Reading text:
# # # # # # #

This is an automated email from the ASF dual-hosted git repository.
feiwang pushed a commit to branch branch-0.6
in repository https://gitbox.apache.org/repos/asf/celeborn.git
The following commit(s) were added to refs/heads/branch-0.6 by this push:
new 8c219c549 [CELEBORN-2015] Retry IOException failures for RPC requests
8c219c549 is described below
commit 8c219c549d97af900ce2e44d01dde8f19396cfe2
Author: Sanskar Modi <[email protected]>
AuthorDate: Tue May 27 07:37:40 2025 -0700
[CELEBORN-2015] Retry IOException failures for RPC requests
### What changes were proposed in this pull request?
- Support retry on IOException failures for RpcRequest in addition with
RpcTimeoutException.
- Moved duplicate code to Utils
### Why are the changes needed?
Currently if a request fails with SocketException or IOException it does
not get retried which leads to stage failures. Celeborn should retry on such
connection failures.
### Does this PR introduce _any_ user-facing change?
NA
### How was this patch tested?
NA
Closes #3286 from s0nskar/setup_lifecycle_exception.
Authored-by: Sanskar Modi <[email protected]>
Signed-off-by: Wang, Fei <[email protected]>
(cherry picked from commit 612464c69deba27047d725dbcd25cdb8f8b994e5)
Signed-off-by: Wang, Fei <[email protected]>
---
.../celeborn/common/rpc/RpcEndpointRef.scala | 34 ++++------------------
.../org/apache/celeborn/common/rpc/RpcEnv.scala | 33 ++++-----------------
.../org/apache/celeborn/common/util/Utils.scala | 29 ++++++++++++++++++
3 files changed, 39 insertions(+), 57 deletions(-)
diff --git
a/common/src/main/scala/org/apache/celeborn/common/rpc/RpcEndpointRef.scala
b/common/src/main/scala/org/apache/celeborn/common/rpc/RpcEndpointRef.scala
index 8c861cf57..483144bdd 100644
--- a/common/src/main/scala/org/apache/celeborn/common/rpc/RpcEndpointRef.scala
+++ b/common/src/main/scala/org/apache/celeborn/common/rpc/RpcEndpointRef.scala
@@ -17,14 +17,12 @@
package org.apache.celeborn.common.rpc
-import java.util.Random
-import java.util.concurrent.TimeUnit
-
import scala.concurrent.Future
import scala.reflect.ClassTag
import org.apache.celeborn.common.CelebornConf
import org.apache.celeborn.common.internal.Logging
+import org.apache.celeborn.common.util.Utils
/**
* A reference for a remote [[RpcEndpoint]]. [[RpcEndpointRef]] is thread-safe.

# # # # # # #

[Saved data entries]

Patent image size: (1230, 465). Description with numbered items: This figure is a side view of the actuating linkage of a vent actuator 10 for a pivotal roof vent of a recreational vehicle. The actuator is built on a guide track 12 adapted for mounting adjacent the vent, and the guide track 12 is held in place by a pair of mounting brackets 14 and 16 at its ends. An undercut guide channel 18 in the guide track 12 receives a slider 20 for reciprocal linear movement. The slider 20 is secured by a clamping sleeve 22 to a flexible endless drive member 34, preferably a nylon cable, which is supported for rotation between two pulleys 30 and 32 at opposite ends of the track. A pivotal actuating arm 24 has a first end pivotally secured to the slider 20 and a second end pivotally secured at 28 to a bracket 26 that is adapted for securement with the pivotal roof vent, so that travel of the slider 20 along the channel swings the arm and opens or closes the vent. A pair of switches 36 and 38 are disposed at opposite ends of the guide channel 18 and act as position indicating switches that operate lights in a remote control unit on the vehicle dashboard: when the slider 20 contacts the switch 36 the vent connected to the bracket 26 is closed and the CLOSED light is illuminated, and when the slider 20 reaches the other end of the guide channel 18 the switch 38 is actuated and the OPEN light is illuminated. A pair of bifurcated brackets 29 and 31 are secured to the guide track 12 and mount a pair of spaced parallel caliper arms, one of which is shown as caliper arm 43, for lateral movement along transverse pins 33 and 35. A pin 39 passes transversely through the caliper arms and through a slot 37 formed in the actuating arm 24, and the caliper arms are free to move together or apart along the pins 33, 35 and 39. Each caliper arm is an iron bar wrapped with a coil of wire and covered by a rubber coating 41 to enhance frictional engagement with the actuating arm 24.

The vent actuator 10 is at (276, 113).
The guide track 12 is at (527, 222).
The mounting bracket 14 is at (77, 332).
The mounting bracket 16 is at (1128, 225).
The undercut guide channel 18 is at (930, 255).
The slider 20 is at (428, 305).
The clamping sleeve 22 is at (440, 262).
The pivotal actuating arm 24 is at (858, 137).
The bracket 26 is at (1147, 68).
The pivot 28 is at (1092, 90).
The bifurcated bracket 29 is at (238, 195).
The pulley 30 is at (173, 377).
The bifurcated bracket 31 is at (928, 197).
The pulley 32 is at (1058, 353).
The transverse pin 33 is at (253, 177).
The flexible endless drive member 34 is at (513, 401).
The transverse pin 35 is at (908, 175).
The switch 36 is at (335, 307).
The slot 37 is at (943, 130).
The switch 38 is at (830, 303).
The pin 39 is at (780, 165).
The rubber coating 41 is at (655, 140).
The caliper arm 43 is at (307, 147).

# # # # # # #

Complete the following:
A. Print the part of the commit email from "- Moved duplicate" up to and including "introduce _any_ user-facing change?".
B. Answer these questions from the commit email.
(i) To which branch was the commit pushed?
(ii) How many files does the change touch?
(iii) What import line is added to RpcEndpointRef.scala?
Use only the commit email, not the data.

Final answers:
A.
- Moved duplicate code to Utils
### Why are the changes needed?
Currently if a request fails with SocketException or IOException it does
not get retried which leads to stage failures. Celeborn should retry on such
connection failures.
### Does this PR introduce _any_ user-facing change?

B.
(i) branch-0.6
(ii) 3 files
(iii) import org.apache.celeborn.common.util.Utils